- [Task brief]:
Only a number is wanted. Count the lines holding the string "color".

- [Data records]:
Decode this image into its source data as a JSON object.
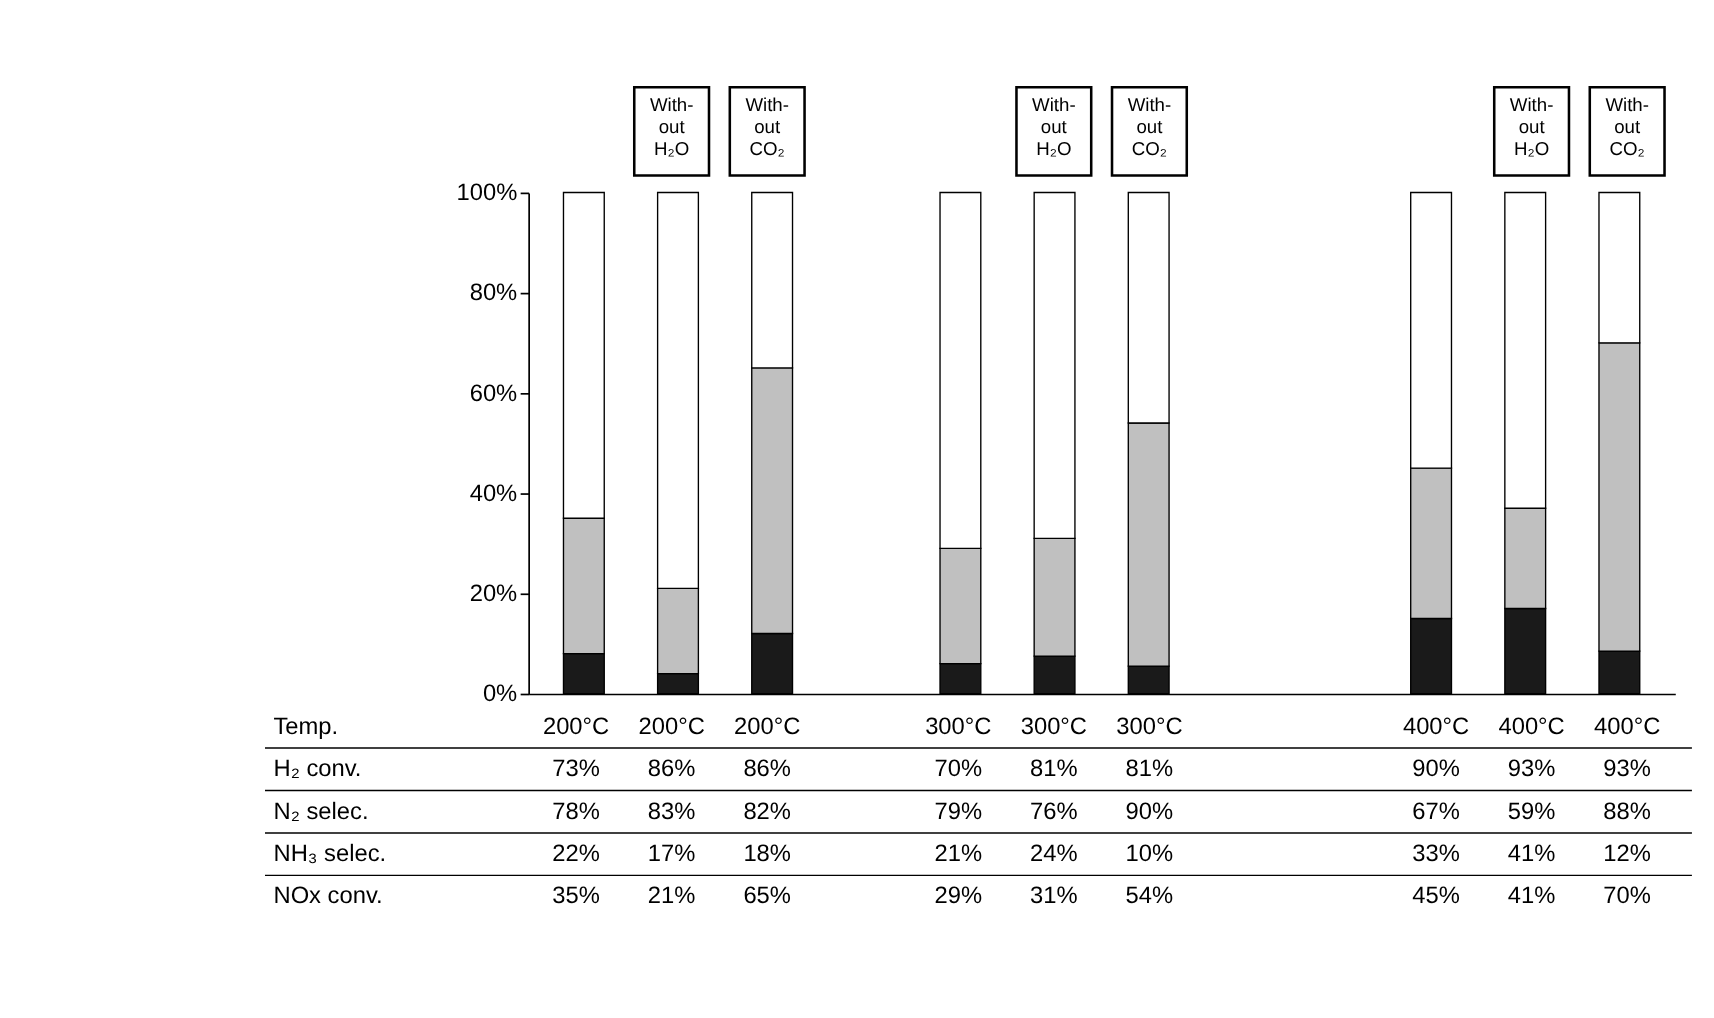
{
  "chart_data": {
    "type": "bar",
    "stacked": true,
    "categories": [
      "200°C",
      "200°C",
      "200°C",
      null,
      "300°C",
      "300°C",
      "300°C",
      null,
      null,
      "400°C",
      "400°C",
      "400°C"
    ],
    "series": [
      {
        "color": "#1a1a1a",
        "values": [
          8,
          4,
          12,
          null,
          6,
          7.5,
          5.5,
          null,
          null,
          15,
          17,
          8.5
        ]
      },
      {
        "color": "#c0c0c0",
        "values": [
          27,
          17,
          53,
          null,
          23,
          23.5,
          48.5,
          null,
          null,
          30,
          20,
          61.5
        ]
      },
      {
        "color": "#ffffff",
        "values": [
          65,
          79,
          35,
          null,
          71,
          69,
          46,
          null,
          null,
          55,
          63,
          30
        ]
      }
    ],
    "ylim": [
      0,
      100
    ],
    "yticks": [
      {
        "value": 0,
        "label": "0%"
      },
      {
        "value": 20,
        "label": "20%"
      },
      {
        "value": 40,
        "label": "40%"
      },
      {
        "value": 60,
        "label": "60%"
      },
      {
        "value": 80,
        "label": "80%"
      },
      {
        "value": 100,
        "label": "100%"
      }
    ],
    "grid": false,
    "legend": false,
    "annotations": [
      "With-\nout\nH₂O",
      "With-\nout\nCO₂",
      "With-\nout\nH₂O",
      "With-\nout\nCO₂",
      "With-\nout\nH₂O",
      "With-\nout\nCO₂",
      "Temp.",
      "H₂ conv.",
      "73%",
      "86%",
      "86%",
      "70%",
      "81%",
      "81%",
      "90%",
      "93%",
      "93%",
      "N₂ selec.",
      "78%",
      "83%",
      "82%",
      "79%",
      "76%",
      "90%",
      "67%",
      "59%",
      "88%",
      "NH₃ selec.",
      "22%",
      "17%",
      "18%",
      "21%",
      "24%",
      "10%",
      "33%",
      "41%",
      "12%",
      "NOx conv.",
      "35%",
      "21%",
      "65%",
      "29%",
      "31%",
      "54%",
      "45%",
      "41%",
      "70%"
    ]
  }
}
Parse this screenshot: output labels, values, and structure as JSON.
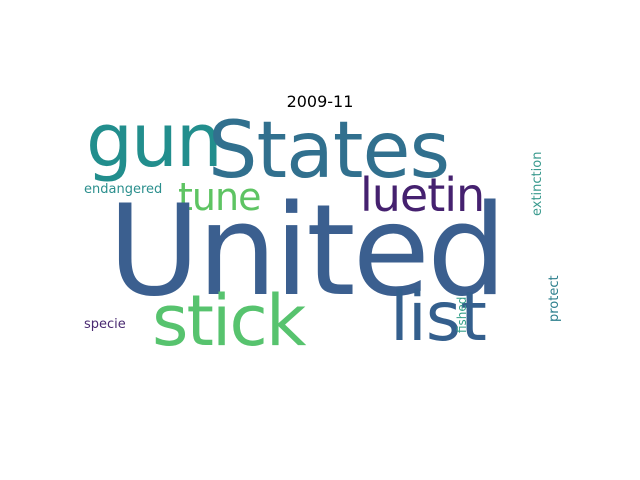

- [Solution below]:
3